[A block of data]
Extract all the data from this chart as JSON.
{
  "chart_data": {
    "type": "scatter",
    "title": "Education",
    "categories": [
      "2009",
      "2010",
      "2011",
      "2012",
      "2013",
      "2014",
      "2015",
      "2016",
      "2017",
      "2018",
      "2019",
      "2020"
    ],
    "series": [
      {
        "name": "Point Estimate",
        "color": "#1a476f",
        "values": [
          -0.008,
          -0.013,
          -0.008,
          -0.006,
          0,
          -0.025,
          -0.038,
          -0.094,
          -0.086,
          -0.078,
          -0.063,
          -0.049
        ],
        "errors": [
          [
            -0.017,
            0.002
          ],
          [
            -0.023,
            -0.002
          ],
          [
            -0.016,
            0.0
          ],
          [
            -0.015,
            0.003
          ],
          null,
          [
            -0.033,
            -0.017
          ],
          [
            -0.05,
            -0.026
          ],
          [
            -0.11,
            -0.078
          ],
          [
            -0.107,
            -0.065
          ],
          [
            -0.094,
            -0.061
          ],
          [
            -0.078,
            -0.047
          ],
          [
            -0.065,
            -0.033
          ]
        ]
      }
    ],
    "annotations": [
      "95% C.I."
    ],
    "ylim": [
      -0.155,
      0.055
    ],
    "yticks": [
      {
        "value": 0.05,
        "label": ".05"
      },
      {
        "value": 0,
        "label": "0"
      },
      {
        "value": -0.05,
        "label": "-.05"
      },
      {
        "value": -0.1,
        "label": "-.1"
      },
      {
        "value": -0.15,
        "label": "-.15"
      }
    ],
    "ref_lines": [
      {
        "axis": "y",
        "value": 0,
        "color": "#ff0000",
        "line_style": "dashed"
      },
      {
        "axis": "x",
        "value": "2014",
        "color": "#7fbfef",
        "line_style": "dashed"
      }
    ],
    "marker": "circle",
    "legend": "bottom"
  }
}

What you should do ▸ Using the listing above, show each line holding the string "color".

Problem solution ▸
        "color": "#1a476f",
        "color": "#ff0000",
        "color": "#7fbfef",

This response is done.